_What the task asks_.
Report every line in the listing that contains the string "basic".

————————

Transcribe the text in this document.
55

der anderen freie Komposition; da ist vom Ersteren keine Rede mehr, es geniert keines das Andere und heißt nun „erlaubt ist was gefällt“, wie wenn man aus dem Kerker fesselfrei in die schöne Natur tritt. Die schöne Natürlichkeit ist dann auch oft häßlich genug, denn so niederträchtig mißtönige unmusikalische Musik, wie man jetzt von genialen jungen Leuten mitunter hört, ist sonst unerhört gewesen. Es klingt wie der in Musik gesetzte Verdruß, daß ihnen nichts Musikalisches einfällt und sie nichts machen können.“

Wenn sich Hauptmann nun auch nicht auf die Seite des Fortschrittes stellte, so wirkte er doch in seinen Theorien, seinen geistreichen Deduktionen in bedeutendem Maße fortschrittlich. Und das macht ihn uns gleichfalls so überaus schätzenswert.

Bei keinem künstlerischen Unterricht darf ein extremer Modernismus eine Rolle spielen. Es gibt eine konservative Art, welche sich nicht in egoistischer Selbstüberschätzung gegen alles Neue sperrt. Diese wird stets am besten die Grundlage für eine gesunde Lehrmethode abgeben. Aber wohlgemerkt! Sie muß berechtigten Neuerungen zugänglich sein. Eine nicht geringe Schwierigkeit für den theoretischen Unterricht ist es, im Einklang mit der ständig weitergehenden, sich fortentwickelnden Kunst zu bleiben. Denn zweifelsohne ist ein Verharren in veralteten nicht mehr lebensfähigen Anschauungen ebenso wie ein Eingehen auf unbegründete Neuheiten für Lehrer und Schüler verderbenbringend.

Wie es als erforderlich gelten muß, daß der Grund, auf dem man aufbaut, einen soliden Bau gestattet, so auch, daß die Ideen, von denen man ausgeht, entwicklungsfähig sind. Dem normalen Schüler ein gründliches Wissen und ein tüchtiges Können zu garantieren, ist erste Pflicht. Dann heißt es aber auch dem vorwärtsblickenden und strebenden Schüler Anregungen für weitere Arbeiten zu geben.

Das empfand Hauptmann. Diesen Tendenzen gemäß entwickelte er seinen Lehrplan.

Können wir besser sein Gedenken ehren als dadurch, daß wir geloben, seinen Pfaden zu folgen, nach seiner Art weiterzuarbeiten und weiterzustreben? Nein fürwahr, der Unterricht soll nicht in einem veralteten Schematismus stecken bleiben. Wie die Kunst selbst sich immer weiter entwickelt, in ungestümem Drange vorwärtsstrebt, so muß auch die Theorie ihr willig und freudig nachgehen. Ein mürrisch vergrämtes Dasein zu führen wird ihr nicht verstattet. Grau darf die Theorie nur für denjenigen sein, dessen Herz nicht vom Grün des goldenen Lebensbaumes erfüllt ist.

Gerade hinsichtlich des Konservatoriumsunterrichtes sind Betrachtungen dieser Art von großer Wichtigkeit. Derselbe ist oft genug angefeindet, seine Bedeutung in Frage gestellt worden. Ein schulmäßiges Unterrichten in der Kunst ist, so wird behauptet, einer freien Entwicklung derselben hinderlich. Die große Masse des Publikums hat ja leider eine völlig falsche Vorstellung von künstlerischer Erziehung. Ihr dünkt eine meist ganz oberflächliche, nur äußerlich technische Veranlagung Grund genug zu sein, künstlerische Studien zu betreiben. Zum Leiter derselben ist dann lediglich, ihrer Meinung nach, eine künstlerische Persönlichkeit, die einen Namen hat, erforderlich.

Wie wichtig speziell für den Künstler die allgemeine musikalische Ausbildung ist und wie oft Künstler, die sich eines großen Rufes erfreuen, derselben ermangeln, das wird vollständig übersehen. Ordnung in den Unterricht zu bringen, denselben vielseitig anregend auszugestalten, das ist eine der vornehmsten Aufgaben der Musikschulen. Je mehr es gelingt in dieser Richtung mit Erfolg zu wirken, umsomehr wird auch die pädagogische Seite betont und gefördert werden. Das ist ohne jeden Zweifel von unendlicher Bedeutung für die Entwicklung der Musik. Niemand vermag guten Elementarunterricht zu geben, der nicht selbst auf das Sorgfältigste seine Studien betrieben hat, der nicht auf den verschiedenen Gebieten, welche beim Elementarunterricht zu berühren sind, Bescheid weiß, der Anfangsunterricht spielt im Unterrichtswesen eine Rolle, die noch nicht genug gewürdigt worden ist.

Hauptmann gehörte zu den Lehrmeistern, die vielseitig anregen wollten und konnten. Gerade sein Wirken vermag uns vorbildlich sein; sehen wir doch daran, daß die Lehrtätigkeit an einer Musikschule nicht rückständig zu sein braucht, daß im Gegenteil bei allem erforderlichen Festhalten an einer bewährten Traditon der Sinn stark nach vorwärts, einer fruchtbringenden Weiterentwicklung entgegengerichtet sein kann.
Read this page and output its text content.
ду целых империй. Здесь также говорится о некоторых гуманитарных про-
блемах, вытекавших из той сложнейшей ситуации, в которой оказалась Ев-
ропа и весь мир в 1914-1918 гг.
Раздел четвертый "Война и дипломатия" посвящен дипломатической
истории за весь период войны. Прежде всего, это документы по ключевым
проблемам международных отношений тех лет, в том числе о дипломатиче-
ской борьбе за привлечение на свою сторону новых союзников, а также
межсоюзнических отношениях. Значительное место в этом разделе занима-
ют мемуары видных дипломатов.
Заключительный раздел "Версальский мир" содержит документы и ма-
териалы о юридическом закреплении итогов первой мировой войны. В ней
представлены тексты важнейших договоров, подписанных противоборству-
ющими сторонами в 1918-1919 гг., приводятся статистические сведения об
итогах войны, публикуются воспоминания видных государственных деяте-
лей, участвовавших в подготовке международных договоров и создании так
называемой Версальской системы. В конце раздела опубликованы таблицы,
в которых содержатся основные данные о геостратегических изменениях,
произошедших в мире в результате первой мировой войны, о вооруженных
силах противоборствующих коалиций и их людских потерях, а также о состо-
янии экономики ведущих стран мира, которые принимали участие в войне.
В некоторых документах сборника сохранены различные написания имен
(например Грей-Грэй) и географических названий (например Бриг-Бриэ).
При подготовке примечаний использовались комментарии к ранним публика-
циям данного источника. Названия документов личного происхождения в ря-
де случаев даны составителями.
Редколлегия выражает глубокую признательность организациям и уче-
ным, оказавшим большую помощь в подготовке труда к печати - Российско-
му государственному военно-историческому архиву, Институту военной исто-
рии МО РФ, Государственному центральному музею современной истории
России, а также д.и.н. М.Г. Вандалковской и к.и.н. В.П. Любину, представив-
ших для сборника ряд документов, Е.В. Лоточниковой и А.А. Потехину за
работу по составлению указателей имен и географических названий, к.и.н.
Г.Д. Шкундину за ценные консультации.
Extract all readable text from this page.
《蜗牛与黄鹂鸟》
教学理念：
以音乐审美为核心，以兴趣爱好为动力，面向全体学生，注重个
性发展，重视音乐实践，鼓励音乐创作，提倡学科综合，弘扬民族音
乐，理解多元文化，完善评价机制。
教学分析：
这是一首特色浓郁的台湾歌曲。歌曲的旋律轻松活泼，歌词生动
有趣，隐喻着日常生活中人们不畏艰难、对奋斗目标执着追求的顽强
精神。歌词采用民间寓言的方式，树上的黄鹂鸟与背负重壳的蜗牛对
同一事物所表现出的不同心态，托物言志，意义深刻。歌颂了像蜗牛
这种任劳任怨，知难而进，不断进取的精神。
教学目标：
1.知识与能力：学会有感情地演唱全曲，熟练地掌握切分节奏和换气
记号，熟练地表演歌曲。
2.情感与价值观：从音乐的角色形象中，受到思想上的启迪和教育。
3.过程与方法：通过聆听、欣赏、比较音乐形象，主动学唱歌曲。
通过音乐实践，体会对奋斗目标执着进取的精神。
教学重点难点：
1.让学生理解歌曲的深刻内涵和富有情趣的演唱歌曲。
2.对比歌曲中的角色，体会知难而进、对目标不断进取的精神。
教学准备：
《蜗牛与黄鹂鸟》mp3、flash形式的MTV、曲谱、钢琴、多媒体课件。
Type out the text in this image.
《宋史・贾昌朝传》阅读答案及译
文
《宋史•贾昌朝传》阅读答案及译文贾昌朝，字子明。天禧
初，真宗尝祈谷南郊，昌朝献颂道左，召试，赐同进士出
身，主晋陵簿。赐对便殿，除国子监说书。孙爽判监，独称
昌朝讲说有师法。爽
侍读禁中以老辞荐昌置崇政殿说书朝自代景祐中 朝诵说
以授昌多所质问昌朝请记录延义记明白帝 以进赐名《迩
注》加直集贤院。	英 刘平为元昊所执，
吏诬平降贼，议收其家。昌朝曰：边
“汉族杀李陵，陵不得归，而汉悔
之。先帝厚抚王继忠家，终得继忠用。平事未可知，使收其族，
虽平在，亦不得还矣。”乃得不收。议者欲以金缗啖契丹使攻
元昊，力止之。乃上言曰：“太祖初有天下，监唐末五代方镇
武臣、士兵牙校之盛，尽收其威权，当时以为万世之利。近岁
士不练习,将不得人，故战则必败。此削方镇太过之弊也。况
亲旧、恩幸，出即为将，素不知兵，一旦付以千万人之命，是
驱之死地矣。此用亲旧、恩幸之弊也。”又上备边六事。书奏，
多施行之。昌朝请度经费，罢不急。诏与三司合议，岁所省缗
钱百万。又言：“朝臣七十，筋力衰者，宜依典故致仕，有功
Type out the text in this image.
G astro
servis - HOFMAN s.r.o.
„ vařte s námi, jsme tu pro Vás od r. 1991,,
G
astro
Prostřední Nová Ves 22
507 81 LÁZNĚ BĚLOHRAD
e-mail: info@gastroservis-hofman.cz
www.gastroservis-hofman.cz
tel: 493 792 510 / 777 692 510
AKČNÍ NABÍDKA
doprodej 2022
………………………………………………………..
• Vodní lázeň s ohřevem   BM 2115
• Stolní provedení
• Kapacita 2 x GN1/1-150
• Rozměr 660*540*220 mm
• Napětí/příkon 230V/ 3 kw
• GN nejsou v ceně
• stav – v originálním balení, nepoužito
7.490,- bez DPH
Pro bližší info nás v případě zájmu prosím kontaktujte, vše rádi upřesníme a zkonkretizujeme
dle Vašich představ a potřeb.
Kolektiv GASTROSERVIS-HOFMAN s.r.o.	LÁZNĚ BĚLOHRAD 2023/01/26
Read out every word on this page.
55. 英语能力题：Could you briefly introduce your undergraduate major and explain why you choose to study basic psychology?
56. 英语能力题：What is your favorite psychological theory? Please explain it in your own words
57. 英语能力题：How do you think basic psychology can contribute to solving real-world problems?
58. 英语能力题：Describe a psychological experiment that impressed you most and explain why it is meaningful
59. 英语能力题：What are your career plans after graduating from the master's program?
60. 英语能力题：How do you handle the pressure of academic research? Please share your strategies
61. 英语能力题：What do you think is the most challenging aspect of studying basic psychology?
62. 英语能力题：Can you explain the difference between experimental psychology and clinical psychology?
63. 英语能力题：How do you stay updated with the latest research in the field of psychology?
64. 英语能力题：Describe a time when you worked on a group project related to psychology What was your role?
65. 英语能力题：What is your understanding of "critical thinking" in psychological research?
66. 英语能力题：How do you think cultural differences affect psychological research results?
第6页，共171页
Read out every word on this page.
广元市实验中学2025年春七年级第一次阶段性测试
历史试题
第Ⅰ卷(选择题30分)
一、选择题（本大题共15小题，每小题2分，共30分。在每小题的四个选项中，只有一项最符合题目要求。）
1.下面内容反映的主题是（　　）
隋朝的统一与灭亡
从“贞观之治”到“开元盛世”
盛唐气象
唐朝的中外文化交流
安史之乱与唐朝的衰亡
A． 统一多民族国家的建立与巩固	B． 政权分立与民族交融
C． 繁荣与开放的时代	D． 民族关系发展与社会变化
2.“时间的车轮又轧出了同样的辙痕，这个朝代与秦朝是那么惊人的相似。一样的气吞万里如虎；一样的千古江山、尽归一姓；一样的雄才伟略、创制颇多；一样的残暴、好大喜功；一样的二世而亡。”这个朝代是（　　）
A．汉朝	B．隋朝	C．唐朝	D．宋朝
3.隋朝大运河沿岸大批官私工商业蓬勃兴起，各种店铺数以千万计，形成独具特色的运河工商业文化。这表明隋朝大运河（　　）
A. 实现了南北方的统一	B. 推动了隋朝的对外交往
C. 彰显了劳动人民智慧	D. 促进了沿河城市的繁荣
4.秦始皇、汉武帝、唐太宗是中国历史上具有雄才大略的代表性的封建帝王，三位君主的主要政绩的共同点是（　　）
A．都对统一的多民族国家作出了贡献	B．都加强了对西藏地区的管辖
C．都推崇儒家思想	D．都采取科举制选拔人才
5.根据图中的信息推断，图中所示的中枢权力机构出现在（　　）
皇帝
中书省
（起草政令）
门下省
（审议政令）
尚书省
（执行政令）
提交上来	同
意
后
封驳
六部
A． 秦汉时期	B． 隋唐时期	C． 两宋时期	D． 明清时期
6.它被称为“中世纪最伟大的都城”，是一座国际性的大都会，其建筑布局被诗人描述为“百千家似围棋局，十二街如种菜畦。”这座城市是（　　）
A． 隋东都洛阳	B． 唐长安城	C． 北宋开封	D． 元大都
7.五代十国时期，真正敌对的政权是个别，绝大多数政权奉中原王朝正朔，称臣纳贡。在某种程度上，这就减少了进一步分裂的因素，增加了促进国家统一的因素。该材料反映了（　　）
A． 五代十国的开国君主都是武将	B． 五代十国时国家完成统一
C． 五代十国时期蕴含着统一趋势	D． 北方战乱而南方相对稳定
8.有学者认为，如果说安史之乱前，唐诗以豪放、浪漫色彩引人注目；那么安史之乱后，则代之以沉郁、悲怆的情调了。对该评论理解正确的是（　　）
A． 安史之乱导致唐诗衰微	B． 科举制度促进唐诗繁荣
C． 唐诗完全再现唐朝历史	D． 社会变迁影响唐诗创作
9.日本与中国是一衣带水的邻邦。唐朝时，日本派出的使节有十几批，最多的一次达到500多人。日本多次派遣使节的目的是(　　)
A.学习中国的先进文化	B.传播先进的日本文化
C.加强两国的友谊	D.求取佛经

————————

_Complete output_.
55. 英语能力题：Could you briefly introduce your undergraduate major and explain why you choose to study basic psychology?
57. 英语能力题：How do you think basic psychology can contribute to solving real-world problems?
61. 英语能力题：What do you think is the most challenging aspect of studying basic psychology?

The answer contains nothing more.